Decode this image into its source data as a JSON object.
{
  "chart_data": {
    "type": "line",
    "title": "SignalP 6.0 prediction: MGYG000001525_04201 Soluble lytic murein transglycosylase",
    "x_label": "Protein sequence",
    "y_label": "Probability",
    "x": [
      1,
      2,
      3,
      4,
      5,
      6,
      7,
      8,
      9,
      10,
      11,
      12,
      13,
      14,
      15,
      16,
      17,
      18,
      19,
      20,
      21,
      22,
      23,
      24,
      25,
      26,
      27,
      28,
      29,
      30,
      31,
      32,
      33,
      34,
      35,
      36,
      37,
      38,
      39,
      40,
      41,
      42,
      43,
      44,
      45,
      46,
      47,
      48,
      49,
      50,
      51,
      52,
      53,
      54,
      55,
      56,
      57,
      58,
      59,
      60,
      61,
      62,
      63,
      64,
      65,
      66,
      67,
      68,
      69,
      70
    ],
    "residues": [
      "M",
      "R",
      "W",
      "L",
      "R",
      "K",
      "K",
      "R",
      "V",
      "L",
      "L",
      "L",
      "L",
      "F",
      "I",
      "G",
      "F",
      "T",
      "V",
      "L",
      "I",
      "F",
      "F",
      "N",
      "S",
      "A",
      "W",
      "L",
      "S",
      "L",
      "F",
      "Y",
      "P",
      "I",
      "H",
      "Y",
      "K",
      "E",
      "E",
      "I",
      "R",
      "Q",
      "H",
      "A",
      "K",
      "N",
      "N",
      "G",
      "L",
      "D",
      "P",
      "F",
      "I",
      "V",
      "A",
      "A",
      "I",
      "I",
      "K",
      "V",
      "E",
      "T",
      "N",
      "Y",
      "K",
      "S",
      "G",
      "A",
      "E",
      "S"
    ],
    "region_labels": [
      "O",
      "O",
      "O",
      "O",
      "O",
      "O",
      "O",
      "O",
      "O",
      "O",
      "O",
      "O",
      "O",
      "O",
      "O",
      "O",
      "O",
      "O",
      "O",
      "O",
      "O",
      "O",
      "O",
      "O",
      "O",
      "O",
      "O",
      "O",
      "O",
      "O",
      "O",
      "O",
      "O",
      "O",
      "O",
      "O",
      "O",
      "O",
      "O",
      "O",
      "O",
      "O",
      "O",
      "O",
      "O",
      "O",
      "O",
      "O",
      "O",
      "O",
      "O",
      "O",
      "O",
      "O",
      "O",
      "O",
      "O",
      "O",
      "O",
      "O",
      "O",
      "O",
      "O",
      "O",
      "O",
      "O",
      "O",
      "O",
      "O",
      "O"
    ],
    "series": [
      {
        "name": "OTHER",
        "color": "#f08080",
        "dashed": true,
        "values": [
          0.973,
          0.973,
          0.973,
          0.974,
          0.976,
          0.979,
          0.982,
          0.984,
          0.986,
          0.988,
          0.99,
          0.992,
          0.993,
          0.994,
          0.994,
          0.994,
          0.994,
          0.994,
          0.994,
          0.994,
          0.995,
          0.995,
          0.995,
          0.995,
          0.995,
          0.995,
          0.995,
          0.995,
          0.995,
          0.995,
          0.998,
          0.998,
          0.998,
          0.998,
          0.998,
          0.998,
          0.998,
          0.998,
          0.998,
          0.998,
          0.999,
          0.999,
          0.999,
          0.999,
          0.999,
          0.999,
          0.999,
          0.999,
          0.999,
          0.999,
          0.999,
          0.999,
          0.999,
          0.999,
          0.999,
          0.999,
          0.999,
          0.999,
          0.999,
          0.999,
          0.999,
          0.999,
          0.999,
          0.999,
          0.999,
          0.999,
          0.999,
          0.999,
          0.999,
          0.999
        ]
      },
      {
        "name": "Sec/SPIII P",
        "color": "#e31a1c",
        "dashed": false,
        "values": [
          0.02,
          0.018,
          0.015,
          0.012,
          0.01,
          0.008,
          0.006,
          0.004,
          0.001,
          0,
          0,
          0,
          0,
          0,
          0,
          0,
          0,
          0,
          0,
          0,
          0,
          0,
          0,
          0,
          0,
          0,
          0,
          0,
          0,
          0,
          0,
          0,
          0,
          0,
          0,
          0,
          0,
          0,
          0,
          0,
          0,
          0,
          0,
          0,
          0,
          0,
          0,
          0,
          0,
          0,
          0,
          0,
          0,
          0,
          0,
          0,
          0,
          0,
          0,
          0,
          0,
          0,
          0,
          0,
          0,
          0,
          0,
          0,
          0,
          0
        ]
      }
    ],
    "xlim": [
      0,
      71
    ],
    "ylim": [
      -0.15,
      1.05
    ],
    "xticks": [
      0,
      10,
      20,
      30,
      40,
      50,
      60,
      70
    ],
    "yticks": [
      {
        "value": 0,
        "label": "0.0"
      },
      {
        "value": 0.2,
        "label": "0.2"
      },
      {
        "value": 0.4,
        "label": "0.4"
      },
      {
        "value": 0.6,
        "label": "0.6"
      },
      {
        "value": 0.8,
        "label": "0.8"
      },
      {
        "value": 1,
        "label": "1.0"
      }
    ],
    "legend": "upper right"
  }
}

Exercise description:
Every entry above should be retyped exactly as it appears.

Response to the exercise:
Decode this image into its source data as a JSON object.
{
  "chart_data": {
    "type": "line",
    "title": "SignalP 6.0 prediction: MGYG000001525_04201 Soluble lytic murein transglycosylase",
    "x_label": "Protein sequence",
    "y_label": "Probability",
    "x": [
      1,
      2,
      3,
      4,
      5,
      6,
      7,
      8,
      9,
      10,
      11,
      12,
      13,
      14,
      15,
      16,
      17,
      18,
      19,
      20,
      21,
      22,
      23,
      24,
      25,
      26,
      27,
      28,
      29,
      30,
      31,
      32,
      33,
      34,
      35,
      36,
      37,
      38,
      39,
      40,
      41,
      42,
      43,
      44,
      45,
      46,
      47,
      48,
      49,
      50,
      51,
      52,
      53,
      54,
      55,
      56,
      57,
      58,
      59,
      60,
      61,
      62,
      63,
      64,
      65,
      66,
      67,
      68,
      69,
      70
    ],
    "residues": [
      "M",
      "R",
      "W",
      "L",
      "R",
      "K",
      "K",
      "R",
      "V",
      "L",
      "L",
      "L",
      "L",
      "F",
      "I",
      "G",
      "F",
      "T",
      "V",
      "L",
      "I",
      "F",
      "F",
      "N",
      "S",
      "A",
      "W",
      "L",
      "S",
      "L",
      "F",
      "Y",
      "P",
      "I",
      "H",
      "Y",
      "K",
      "E",
      "E",
      "I",
      "R",
      "Q",
      "H",
      "A",
      "K",
      "N",
      "N",
      "G",
      "L",
      "D",
      "P",
      "F",
      "I",
      "V",
      "A",
      "A",
      "I",
      "I",
      "K",
      "V",
      "E",
      "T",
      "N",
      "Y",
      "K",
      "S",
      "G",
      "A",
      "E",
      "S"
    ],
    "region_labels": [
      "O",
      "O",
      "O",
      "O",
      "O",
      "O",
      "O",
      "O",
      "O",
      "O",
      "O",
      "O",
      "O",
      "O",
      "O",
      "O",
      "O",
      "O",
      "O",
      "O",
      "O",
      "O",
      "O",
      "O",
      "O",
      "O",
      "O",
      "O",
      "O",
      "O",
      "O",
      "O",
      "O",
      "O",
      "O",
      "O",
      "O",
      "O",
      "O",
      "O",
      "O",
      "O",
      "O",
      "O",
      "O",
      "O",
      "O",
      "O",
      "O",
      "O",
      "O",
      "O",
      "O",
      "O",
      "O",
      "O",
      "O",
      "O",
      "O",
      "O",
      "O",
      "O",
      "O",
      "O",
      "O",
      "O",
      "O",
      "O",
      "O",
      "O"
    ],
    "series": [
      {
        "name": "OTHER",
        "color": "#f08080",
        "dashed": true,
        "values": [
          0.973,
          0.973,
          0.973,
          0.974,
          0.976,
          0.979,
          0.982,
          0.984,
          0.986,
          0.988,
          0.99,
          0.992,
          0.993,
          0.994,
          0.994,
          0.994,
          0.994,
          0.994,
          0.994,
          0.994,
          0.995,
          0.995,
          0.995,
          0.995,
          0.995,
          0.995,
          0.995,
          0.995,
          0.995,
          0.995,
          0.998,
          0.998,
          0.998,
          0.998,
          0.998,
          0.998,
          0.998,
          0.998,
          0.998,
          0.998,
          0.999,
          0.999,
          0.999,
          0.999,
          0.999,
          0.999,
          0.999,
          0.999,
          0.999,
          0.999,
          0.999,
          0.999,
          0.999,
          0.999,
          0.999,
          0.999,
          0.999,
          0.999,
          0.999,
          0.999,
          0.999,
          0.999,
          0.999,
          0.999,
          0.999,
          0.999,
          0.999,
          0.999,
          0.999,
          0.999
        ]
      },
      {
        "name": "Sec/SPIII P",
        "color": "#e31a1c",
        "dashed": false,
        "values": [
          0.02,
          0.018,
          0.015,
          0.012,
          0.01,
          0.008,
          0.006,
          0.004,
          0.001,
          0,
          0,
          0,
          0,
          0,
          0,
          0,
          0,
          0,
          0,
          0,
          0,
          0,
          0,
          0,
          0,
          0,
          0,
          0,
          0,
          0,
          0,
          0,
          0,
          0,
          0,
          0,
          0,
          0,
          0,
          0,
          0,
          0,
          0,
          0,
          0,
          0,
          0,
          0,
          0,
          0,
          0,
          0,
          0,
          0,
          0,
          0,
          0,
          0,
          0,
          0,
          0,
          0,
          0,
          0,
          0,
          0,
          0,
          0,
          0,
          0
        ]
      }
    ],
    "xlim": [
      0,
      71
    ],
    "ylim": [
      -0.15,
      1.05
    ],
    "xticks": [
      0,
      10,
      20,
      30,
      40,
      50,
      60,
      70
    ],
    "yticks": [
      {
        "value": 0,
        "label": "0.0"
      },
      {
        "value": 0.2,
        "label": "0.2"
      },
      {
        "value": 0.4,
        "label": "0.4"
      },
      {
        "value": 0.6,
        "label": "0.6"
      },
      {
        "value": 0.8,
        "label": "0.8"
      },
      {
        "value": 1,
        "label": "1.0"
      }
    ],
    "legend": "upper right"
  }
}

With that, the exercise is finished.